— start RECORDS TO PROCESS —

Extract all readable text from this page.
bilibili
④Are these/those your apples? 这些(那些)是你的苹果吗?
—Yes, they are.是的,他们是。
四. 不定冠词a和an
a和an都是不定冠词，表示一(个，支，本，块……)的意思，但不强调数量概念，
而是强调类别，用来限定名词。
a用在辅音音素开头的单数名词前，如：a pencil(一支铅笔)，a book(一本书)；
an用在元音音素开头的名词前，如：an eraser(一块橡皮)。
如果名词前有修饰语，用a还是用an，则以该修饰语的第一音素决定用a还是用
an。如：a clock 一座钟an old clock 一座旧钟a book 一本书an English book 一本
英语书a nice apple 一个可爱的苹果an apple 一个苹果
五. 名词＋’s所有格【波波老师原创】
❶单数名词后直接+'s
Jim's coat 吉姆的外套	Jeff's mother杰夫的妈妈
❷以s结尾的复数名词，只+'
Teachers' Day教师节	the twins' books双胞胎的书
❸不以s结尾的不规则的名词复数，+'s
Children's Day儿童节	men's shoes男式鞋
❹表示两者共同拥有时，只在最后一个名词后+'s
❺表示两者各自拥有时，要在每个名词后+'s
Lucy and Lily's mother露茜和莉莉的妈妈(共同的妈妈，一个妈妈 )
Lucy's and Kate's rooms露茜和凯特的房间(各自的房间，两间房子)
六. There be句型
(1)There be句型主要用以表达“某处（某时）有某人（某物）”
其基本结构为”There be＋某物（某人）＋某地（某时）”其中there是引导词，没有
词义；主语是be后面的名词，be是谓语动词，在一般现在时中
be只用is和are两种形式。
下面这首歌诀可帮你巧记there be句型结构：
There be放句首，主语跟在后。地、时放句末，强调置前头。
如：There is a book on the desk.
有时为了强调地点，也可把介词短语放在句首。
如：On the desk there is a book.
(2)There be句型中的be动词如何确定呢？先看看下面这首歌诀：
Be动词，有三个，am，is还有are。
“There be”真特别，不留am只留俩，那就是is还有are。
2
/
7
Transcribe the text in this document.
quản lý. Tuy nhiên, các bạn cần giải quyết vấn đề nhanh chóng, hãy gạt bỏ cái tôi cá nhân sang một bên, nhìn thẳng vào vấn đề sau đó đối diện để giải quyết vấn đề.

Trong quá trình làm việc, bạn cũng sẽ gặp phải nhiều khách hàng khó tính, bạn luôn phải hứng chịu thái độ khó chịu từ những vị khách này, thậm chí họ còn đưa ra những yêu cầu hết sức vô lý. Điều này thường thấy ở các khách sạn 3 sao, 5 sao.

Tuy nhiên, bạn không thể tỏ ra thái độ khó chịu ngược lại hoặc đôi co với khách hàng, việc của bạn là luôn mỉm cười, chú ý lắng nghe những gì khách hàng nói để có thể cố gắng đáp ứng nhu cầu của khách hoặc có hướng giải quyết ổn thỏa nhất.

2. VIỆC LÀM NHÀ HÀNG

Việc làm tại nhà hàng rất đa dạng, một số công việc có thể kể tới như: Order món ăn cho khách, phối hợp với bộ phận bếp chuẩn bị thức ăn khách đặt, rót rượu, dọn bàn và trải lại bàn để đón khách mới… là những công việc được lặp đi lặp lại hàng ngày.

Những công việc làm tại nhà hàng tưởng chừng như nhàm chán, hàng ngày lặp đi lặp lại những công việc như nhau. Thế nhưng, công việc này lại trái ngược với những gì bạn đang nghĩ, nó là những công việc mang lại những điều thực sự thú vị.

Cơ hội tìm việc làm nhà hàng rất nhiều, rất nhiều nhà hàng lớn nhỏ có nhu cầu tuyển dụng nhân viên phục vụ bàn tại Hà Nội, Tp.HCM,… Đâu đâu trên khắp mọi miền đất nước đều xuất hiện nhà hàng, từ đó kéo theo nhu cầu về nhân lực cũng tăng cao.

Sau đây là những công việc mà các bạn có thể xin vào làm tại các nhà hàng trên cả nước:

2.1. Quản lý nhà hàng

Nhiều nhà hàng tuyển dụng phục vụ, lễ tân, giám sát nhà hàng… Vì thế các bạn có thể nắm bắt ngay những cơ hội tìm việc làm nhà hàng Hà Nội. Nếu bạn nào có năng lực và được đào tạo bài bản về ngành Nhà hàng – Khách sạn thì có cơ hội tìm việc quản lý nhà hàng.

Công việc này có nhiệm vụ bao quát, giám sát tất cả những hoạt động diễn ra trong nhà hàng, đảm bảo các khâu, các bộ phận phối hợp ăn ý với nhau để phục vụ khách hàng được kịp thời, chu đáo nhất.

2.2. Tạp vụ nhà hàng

— end RECORDS TO PROCESS —

**TASK TO CARRY OUT**
Please return the data above exactly as given.

**FINISHED TASK**
Extract all readable text from this page.
bilibili
④Are these/those your apples? 这些(那些)是你的苹果吗?
—Yes, they are.是的,他们是。
四. 不定冠词a和an
a和an都是不定冠词，表示一(个，支，本，块……)的意思，但不强调数量概念，
而是强调类别，用来限定名词。
a用在辅音音素开头的单数名词前，如：a pencil(一支铅笔)，a book(一本书)；
an用在元音音素开头的名词前，如：an eraser(一块橡皮)。
如果名词前有修饰语，用a还是用an，则以该修饰语的第一音素决定用a还是用
an。如：a clock 一座钟an old clock 一座旧钟a book 一本书an English book 一本
英语书a nice apple 一个可爱的苹果an apple 一个苹果
五. 名词＋’s所有格【波波老师原创】
❶单数名词后直接+'s
Jim's coat 吉姆的外套	Jeff's mother杰夫的妈妈
❷以s结尾的复数名词，只+'
Teachers' Day教师节	the twins' books双胞胎的书
❸不以s结尾的不规则的名词复数，+'s
Children's Day儿童节	men's shoes男式鞋
❹表示两者共同拥有时，只在最后一个名词后+'s
❺表示两者各自拥有时，要在每个名词后+'s
Lucy and Lily's mother露茜和莉莉的妈妈(共同的妈妈，一个妈妈 )
Lucy's and Kate's rooms露茜和凯特的房间(各自的房间，两间房子)
六. There be句型
(1)There be句型主要用以表达“某处（某时）有某人（某物）”
其基本结构为”There be＋某物（某人）＋某地（某时）”其中there是引导词，没有
词义；主语是be后面的名词，be是谓语动词，在一般现在时中
be只用is和are两种形式。
下面这首歌诀可帮你巧记there be句型结构：
There be放句首，主语跟在后。地、时放句末，强调置前头。
如：There is a book on the desk.
有时为了强调地点，也可把介词短语放在句首。
如：On the desk there is a book.
(2)There be句型中的be动词如何确定呢？先看看下面这首歌诀：
Be动词，有三个，am，is还有are。
“There be”真特别，不留am只留俩，那就是is还有are。
2
/
7
Transcribe the text in this document.
quản lý. Tuy nhiên, các bạn cần giải quyết vấn đề nhanh chóng, hãy gạt bỏ cái tôi cá nhân sang một bên, nhìn thẳng vào vấn đề sau đó đối diện để giải quyết vấn đề.

Trong quá trình làm việc, bạn cũng sẽ gặp phải nhiều khách hàng khó tính, bạn luôn phải hứng chịu thái độ khó chịu từ những vị khách này, thậm chí họ còn đưa ra những yêu cầu hết sức vô lý. Điều này thường thấy ở các khách sạn 3 sao, 5 sao.

Tuy nhiên, bạn không thể tỏ ra thái độ khó chịu ngược lại hoặc đôi co với khách hàng, việc của bạn là luôn mỉm cười, chú ý lắng nghe những gì khách hàng nói để có thể cố gắng đáp ứng nhu cầu của khách hoặc có hướng giải quyết ổn thỏa nhất.

2. VIỆC LÀM NHÀ HÀNG

Việc làm tại nhà hàng rất đa dạng, một số công việc có thể kể tới như: Order món ăn cho khách, phối hợp với bộ phận bếp chuẩn bị thức ăn khách đặt, rót rượu, dọn bàn và trải lại bàn để đón khách mới… là những công việc được lặp đi lặp lại hàng ngày.

Những công việc làm tại nhà hàng tưởng chừng như nhàm chán, hàng ngày lặp đi lặp lại những công việc như nhau. Thế nhưng, công việc này lại trái ngược với những gì bạn đang nghĩ, nó là những công việc mang lại những điều thực sự thú vị.

Cơ hội tìm việc làm nhà hàng rất nhiều, rất nhiều nhà hàng lớn nhỏ có nhu cầu tuyển dụng nhân viên phục vụ bàn tại Hà Nội, Tp.HCM,… Đâu đâu trên khắp mọi miền đất nước đều xuất hiện nhà hàng, từ đó kéo theo nhu cầu về nhân lực cũng tăng cao.

Sau đây là những công việc mà các bạn có thể xin vào làm tại các nhà hàng trên cả nước:

2.1. Quản lý nhà hàng

Nhiều nhà hàng tuyển dụng phục vụ, lễ tân, giám sát nhà hàng… Vì thế các bạn có thể nắm bắt ngay những cơ hội tìm việc làm nhà hàng Hà Nội. Nếu bạn nào có năng lực và được đào tạo bài bản về ngành Nhà hàng – Khách sạn thì có cơ hội tìm việc quản lý nhà hàng.

Công việc này có nhiệm vụ bao quát, giám sát tất cả những hoạt động diễn ra trong nhà hàng, đảm bảo các khâu, các bộ phận phối hợp ăn ý với nhau để phục vụ khách hàng được kịp thời, chu đáo nhất.

2.2. Tạp vụ nhà hàng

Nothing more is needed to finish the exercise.